Given exercise —
Extract all of the entries and give them again, word for word.

### Listed entries ###

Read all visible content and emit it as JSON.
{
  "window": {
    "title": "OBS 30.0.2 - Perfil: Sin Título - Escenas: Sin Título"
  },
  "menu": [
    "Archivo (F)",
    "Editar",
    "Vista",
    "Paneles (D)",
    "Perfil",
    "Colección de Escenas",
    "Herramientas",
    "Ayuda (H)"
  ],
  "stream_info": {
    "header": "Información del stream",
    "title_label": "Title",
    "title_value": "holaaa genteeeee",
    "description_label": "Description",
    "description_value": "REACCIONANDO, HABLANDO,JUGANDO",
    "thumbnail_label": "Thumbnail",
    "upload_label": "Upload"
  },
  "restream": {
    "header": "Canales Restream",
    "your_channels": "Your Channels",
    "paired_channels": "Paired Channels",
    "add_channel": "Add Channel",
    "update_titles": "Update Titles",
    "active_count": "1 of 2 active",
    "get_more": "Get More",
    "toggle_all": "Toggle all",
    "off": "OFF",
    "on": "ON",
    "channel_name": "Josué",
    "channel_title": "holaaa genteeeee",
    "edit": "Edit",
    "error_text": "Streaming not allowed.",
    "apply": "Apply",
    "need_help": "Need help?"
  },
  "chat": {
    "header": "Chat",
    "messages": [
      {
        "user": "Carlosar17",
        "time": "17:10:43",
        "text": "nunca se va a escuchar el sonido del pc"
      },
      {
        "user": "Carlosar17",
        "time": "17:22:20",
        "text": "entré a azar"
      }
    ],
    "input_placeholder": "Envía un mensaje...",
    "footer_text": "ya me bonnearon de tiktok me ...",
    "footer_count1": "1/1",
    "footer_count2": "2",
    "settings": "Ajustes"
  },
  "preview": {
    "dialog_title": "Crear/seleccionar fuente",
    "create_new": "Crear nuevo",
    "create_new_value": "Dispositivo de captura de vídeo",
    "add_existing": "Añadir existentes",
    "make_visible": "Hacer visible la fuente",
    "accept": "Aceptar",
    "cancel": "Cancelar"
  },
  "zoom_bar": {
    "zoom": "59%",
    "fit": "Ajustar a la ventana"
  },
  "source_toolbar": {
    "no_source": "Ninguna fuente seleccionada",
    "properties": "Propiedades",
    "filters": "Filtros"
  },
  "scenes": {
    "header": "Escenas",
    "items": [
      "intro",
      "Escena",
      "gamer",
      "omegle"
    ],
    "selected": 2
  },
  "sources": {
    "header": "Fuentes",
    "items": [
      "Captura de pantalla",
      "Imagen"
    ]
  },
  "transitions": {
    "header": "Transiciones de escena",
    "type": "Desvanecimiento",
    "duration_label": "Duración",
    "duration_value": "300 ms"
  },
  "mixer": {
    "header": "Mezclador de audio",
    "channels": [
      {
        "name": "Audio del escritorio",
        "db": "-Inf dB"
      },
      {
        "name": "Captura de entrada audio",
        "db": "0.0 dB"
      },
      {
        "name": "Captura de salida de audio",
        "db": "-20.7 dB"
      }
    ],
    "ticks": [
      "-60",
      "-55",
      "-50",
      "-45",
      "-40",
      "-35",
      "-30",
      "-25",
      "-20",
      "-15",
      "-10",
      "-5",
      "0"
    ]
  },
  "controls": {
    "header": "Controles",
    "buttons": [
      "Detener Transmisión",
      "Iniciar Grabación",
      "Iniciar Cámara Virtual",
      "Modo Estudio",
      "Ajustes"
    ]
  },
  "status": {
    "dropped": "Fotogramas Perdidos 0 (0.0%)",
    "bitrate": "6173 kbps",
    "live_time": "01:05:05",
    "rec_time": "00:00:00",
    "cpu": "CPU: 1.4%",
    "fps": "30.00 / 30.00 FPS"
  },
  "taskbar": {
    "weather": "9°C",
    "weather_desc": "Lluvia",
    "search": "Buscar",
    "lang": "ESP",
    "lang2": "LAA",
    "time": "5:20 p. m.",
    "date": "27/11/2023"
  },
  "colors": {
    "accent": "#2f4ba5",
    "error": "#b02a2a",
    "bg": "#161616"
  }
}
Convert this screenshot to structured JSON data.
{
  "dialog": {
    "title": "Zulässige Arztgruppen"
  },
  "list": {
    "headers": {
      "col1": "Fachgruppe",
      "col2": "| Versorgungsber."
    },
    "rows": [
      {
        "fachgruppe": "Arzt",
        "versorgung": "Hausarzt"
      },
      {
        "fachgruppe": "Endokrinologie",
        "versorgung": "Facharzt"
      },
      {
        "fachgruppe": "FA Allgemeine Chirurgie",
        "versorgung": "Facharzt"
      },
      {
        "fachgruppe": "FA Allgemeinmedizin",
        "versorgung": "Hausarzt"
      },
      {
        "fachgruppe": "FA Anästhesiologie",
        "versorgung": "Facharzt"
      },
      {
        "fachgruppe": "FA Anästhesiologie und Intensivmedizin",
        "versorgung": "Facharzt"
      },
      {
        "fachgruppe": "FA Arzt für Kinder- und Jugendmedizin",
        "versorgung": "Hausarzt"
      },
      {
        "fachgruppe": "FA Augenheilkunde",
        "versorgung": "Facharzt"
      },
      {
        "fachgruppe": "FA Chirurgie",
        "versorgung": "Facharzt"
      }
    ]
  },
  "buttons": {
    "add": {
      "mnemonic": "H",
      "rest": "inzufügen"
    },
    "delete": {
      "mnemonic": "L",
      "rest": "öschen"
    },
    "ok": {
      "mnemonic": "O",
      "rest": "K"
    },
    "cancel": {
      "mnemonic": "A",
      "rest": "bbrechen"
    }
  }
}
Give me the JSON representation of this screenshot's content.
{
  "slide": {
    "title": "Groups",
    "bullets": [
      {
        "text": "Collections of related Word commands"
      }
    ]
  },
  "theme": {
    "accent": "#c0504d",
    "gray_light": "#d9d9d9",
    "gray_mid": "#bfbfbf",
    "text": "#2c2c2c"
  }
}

###

Completed task —
Read all visible content and emit it as JSON.
{
  "window": {
    "title": "OBS 30.0.2 - Perfil: Sin Título - Escenas: Sin Título"
  },
  "menu": [
    "Archivo (F)",
    "Editar",
    "Vista",
    "Paneles (D)",
    "Perfil",
    "Colección de Escenas",
    "Herramientas",
    "Ayuda (H)"
  ],
  "stream_info": {
    "header": "Información del stream",
    "title_label": "Title",
    "title_value": "holaaa genteeeee",
    "description_label": "Description",
    "description_value": "REACCIONANDO, HABLANDO,JUGANDO",
    "thumbnail_label": "Thumbnail",
    "upload_label": "Upload"
  },
  "restream": {
    "header": "Canales Restream",
    "your_channels": "Your Channels",
    "paired_channels": "Paired Channels",
    "add_channel": "Add Channel",
    "update_titles": "Update Titles",
    "active_count": "1 of 2 active",
    "get_more": "Get More",
    "toggle_all": "Toggle all",
    "off": "OFF",
    "on": "ON",
    "channel_name": "Josué",
    "channel_title": "holaaa genteeeee",
    "edit": "Edit",
    "error_text": "Streaming not allowed.",
    "apply": "Apply",
    "need_help": "Need help?"
  },
  "chat": {
    "header": "Chat",
    "messages": [
      {
        "user": "Carlosar17",
        "time": "17:10:43",
        "text": "nunca se va a escuchar el sonido del pc"
      },
      {
        "user": "Carlosar17",
        "time": "17:22:20",
        "text": "entré a azar"
      }
    ],
    "input_placeholder": "Envía un mensaje...",
    "footer_text": "ya me bonnearon de tiktok me ...",
    "footer_count1": "1/1",
    "footer_count2": "2",
    "settings": "Ajustes"
  },
  "preview": {
    "dialog_title": "Crear/seleccionar fuente",
    "create_new": "Crear nuevo",
    "create_new_value": "Dispositivo de captura de vídeo",
    "add_existing": "Añadir existentes",
    "make_visible": "Hacer visible la fuente",
    "accept": "Aceptar",
    "cancel": "Cancelar"
  },
  "zoom_bar": {
    "zoom": "59%",
    "fit": "Ajustar a la ventana"
  },
  "source_toolbar": {
    "no_source": "Ninguna fuente seleccionada",
    "properties": "Propiedades",
    "filters": "Filtros"
  },
  "scenes": {
    "header": "Escenas",
    "items": [
      "intro",
      "Escena",
      "gamer",
      "omegle"
    ],
    "selected": 2
  },
  "sources": {
    "header": "Fuentes",
    "items": [
      "Captura de pantalla",
      "Imagen"
    ]
  },
  "transitions": {
    "header": "Transiciones de escena",
    "type": "Desvanecimiento",
    "duration_label": "Duración",
    "duration_value": "300 ms"
  },
  "mixer": {
    "header": "Mezclador de audio",
    "channels": [
      {
        "name": "Audio del escritorio",
        "db": "-Inf dB"
      },
      {
        "name": "Captura de entrada audio",
        "db": "0.0 dB"
      },
      {
        "name": "Captura de salida de audio",
        "db": "-20.7 dB"
      }
    ],
    "ticks": [
      "-60",
      "-55",
      "-50",
      "-45",
      "-40",
      "-35",
      "-30",
      "-25",
      "-20",
      "-15",
      "-10",
      "-5",
      "0"
    ]
  },
  "controls": {
    "header": "Controles",
    "buttons": [
      "Detener Transmisión",
      "Iniciar Grabación",
      "Iniciar Cámara Virtual",
      "Modo Estudio",
      "Ajustes"
    ]
  },
  "status": {
    "dropped": "Fotogramas Perdidos 0 (0.0%)",
    "bitrate": "6173 kbps",
    "live_time": "01:05:05",
    "rec_time": "00:00:00",
    "cpu": "CPU: 1.4%",
    "fps": "30.00 / 30.00 FPS"
  },
  "taskbar": {
    "weather": "9°C",
    "weather_desc": "Lluvia",
    "search": "Buscar",
    "lang": "ESP",
    "lang2": "LAA",
    "time": "5:20 p. m.",
    "date": "27/11/2023"
  },
  "colors": {
    "accent": "#2f4ba5",
    "error": "#b02a2a",
    "bg": "#161616"
  }
}
Convert this screenshot to structured JSON data.
{
  "dialog": {
    "title": "Zulässige Arztgruppen"
  },
  "list": {
    "headers": {
      "col1": "Fachgruppe",
      "col2": "| Versorgungsber."
    },
    "rows": [
      {
        "fachgruppe": "Arzt",
        "versorgung": "Hausarzt"
      },
      {
        "fachgruppe": "Endokrinologie",
        "versorgung": "Facharzt"
      },
      {
        "fachgruppe": "FA Allgemeine Chirurgie",
        "versorgung": "Facharzt"
      },
      {
        "fachgruppe": "FA Allgemeinmedizin",
        "versorgung": "Hausarzt"
      },
      {
        "fachgruppe": "FA Anästhesiologie",
        "versorgung": "Facharzt"
      },
      {
        "fachgruppe": "FA Anästhesiologie und Intensivmedizin",
        "versorgung": "Facharzt"
      },
      {
        "fachgruppe": "FA Arzt für Kinder- und Jugendmedizin",
        "versorgung": "Hausarzt"
      },
      {
        "fachgruppe": "FA Augenheilkunde",
        "versorgung": "Facharzt"
      },
      {
        "fachgruppe": "FA Chirurgie",
        "versorgung": "Facharzt"
      }
    ]
  },
  "buttons": {
    "add": {
      "mnemonic": "H",
      "rest": "inzufügen"
    },
    "delete": {
      "mnemonic": "L",
      "rest": "öschen"
    },
    "ok": {
      "mnemonic": "O",
      "rest": "K"
    },
    "cancel": {
      "mnemonic": "A",
      "rest": "bbrechen"
    }
  }
}
Give me the JSON representation of this screenshot's content.
{
  "slide": {
    "title": "Groups",
    "bullets": [
      {
        "text": "Collections of related Word commands"
      }
    ]
  },
  "theme": {
    "accent": "#c0504d",
    "gray_light": "#d9d9d9",
    "gray_mid": "#bfbfbf",
    "text": "#2c2c2c"
  }
}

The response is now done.